### Aim of the exercise:
Wherever the word "Agence" appears in a line, copy that line.

[Begin]

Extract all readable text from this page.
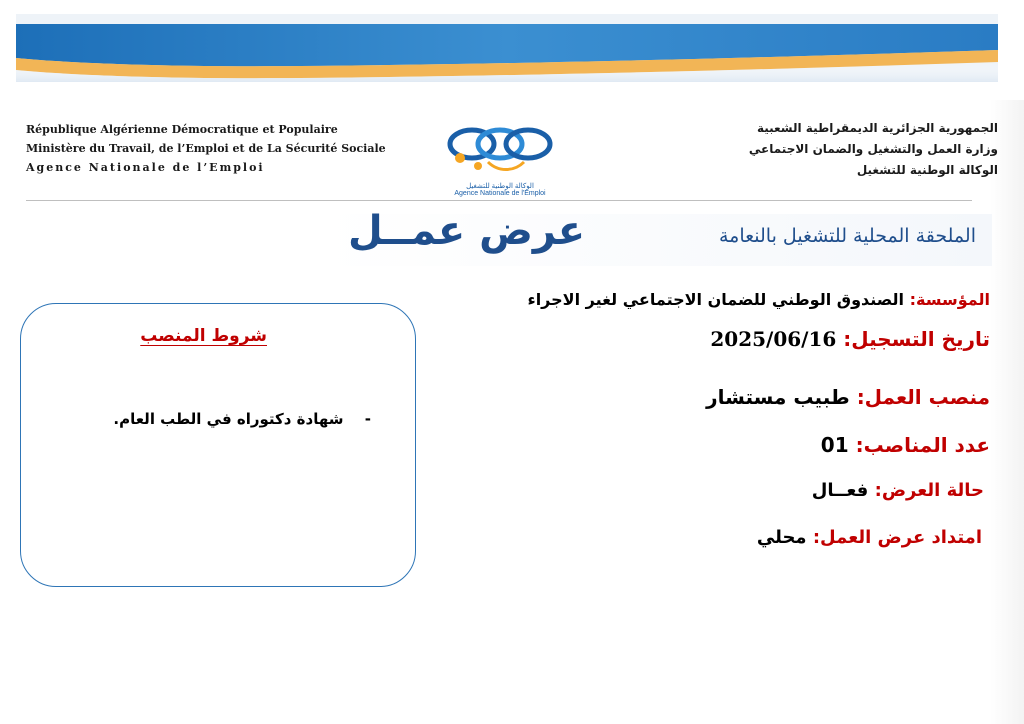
République Algérienne Démocratique et Populaire
Ministère du Travail, de l’Emploi et de La Sécurité Sociale
Agence Nationale de l’Emploi
الوكالة الوطنية للتشغيل
Agence Nationale de l'Emploi
الجمهورية الجزائرية الديمقراطية الشعبية
وزارة العمل والتشغيل والضمان الاجتماعي
الوكالة الوطنية للتشغيل
الملحقة المحلية للتشغيل بالنعامة
عرض عمــل
المؤسسة: الصندوق الوطني للضمان الاجتماعي لغير الاجراء
تاريخ التسجيل: 2025/06/16
منصب العمل: طبيب مستشار
عدد المناصب: 01
حالة العرض: فعــال
امتداد عرض العمل: محلي
شروط المنصب
- شهادة دكتوراه في الطب العام.
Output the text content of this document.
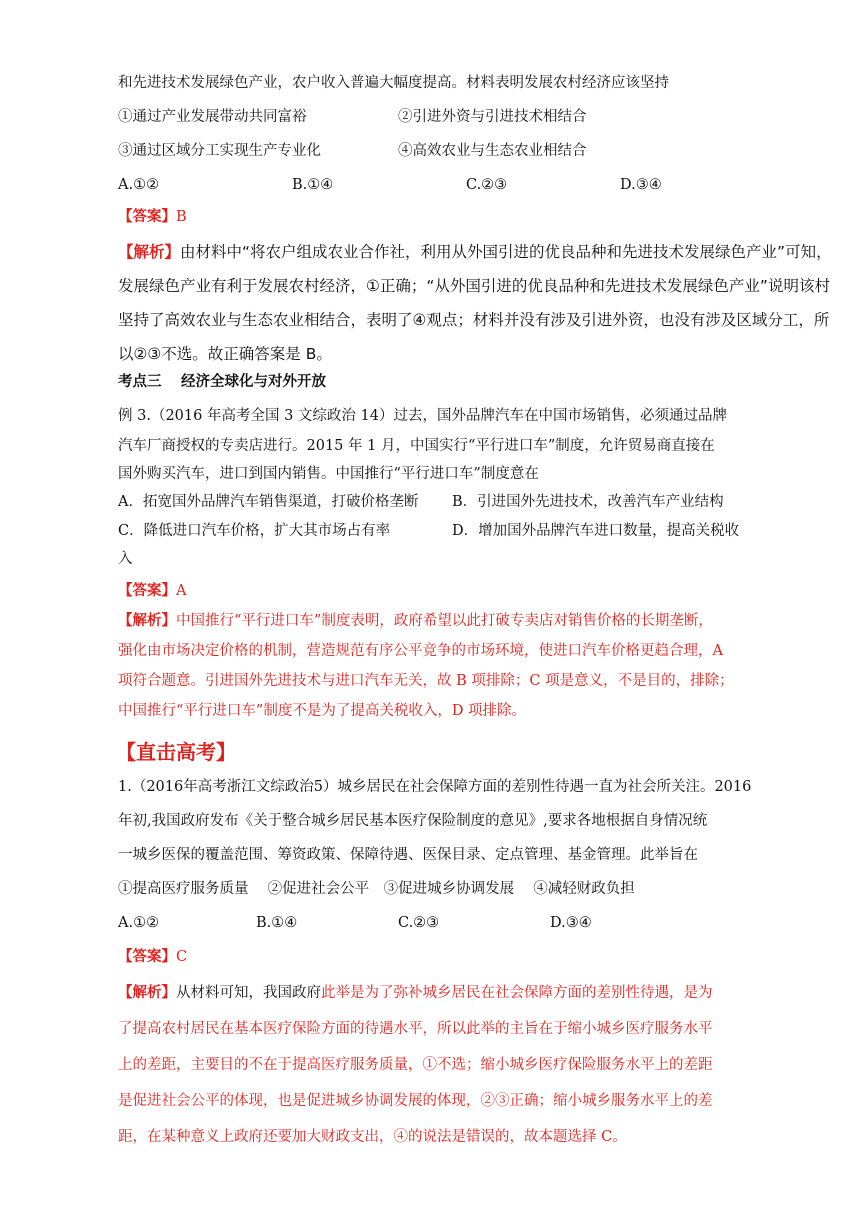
和先进技术发展绿色产业，农户收入普遍大幅度提高。材料表明发展农村经济应该坚持
①通过产业发展带动共同富裕	②引进外资与引进技术相结合
③通过区域分工实现生产专业化	④高效农业与生态农业相结合
A.①②	B.①④	C.②③	D.③④
【答案】B
【解析】由材料中“将农户组成农业合作社，利用从外国引进的优良品种和先进技术发展绿色产业”可知，
发展绿色产业有利于发展农村经济，①正确；“从外国引进的优良品种和先进技术发展绿色产业”说明该村
坚持了高效农业与生态农业相结合，表明了④观点；材料并没有涉及引进外资，也没有涉及区域分工，所
以②③不选。故正确答案是 B。
考点三　 经济全球化与对外开放
例 3.（2016 年高考全国 3 文综政治 14）过去，国外品牌汽车在中国市场销售，必须通过品牌
汽车厂商授权的专卖店进行。2015 年 1 月，中国实行“平行进口车”制度，允许贸易商直接在
国外购买汽车，进口到国内销售。中国推行“平行进口车”制度意在
A．拓宽国外品牌汽车销售渠道，打破价格垄断 B．引进国外先进技术，改善汽车产业结构
C．降低进口汽车价格，扩大其市场占有率	D．增加国外品牌汽车进口数量，提高关税收
入
【答案】A
【解析】中国推行“平行进口车”制度表明，政府希望以此打破专卖店对销售价格的长期垄断，
强化由市场决定价格的机制，营造规范有序公平竞争的市场环境，使进口汽车价格更趋合理，A
项符合题意。引进国外先进技术与进口汽车无关，故 B 项排除；C 项是意义，不是目的，排除；
中国推行“平行进口车”制度不是为了提高关税收入，D 项排除。
【直击高考】
1.（2016年高考浙江文综政治5）城乡居民在社会保障方面的差别性待遇一直为社会所关注。2016
年初,我国政府发布《关于整合城乡居民基本医疗保险制度的意见》,要求各地根据自身情况统
一城乡医保的覆盖范围、筹资政策、保障待遇、医保目录、定点管理、基金管理。此举旨在
①提高医疗服务质量　 ②促进社会公平　③促进城乡协调发展　 ④减轻财政负担
A.①②	B.①④	C.②③	D.③④
【答案】C
【解析】从材料可知，我国政府此举是为了弥补城乡居民在社会保障方面的差别性待遇，是为
了提高农村居民在基本医疗保险方面的待遇水平，所以此举的主旨在于缩小城乡医疗服务水平
上的差距，主要目的不在于提高医疗服务质量，①不选；缩小城乡医疗保险服务水平上的差距
是促进社会公平的体现，也是促进城乡协调发展的体现，②③正确；缩小城乡服务水平上的差
距，在某种意义上政府还要加大财政支出，④的说法是错误的，故本题选择 C。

[End]

### Exercise result:
Agence Nationale de l’Emploi
Agence Nationale de l'Emploi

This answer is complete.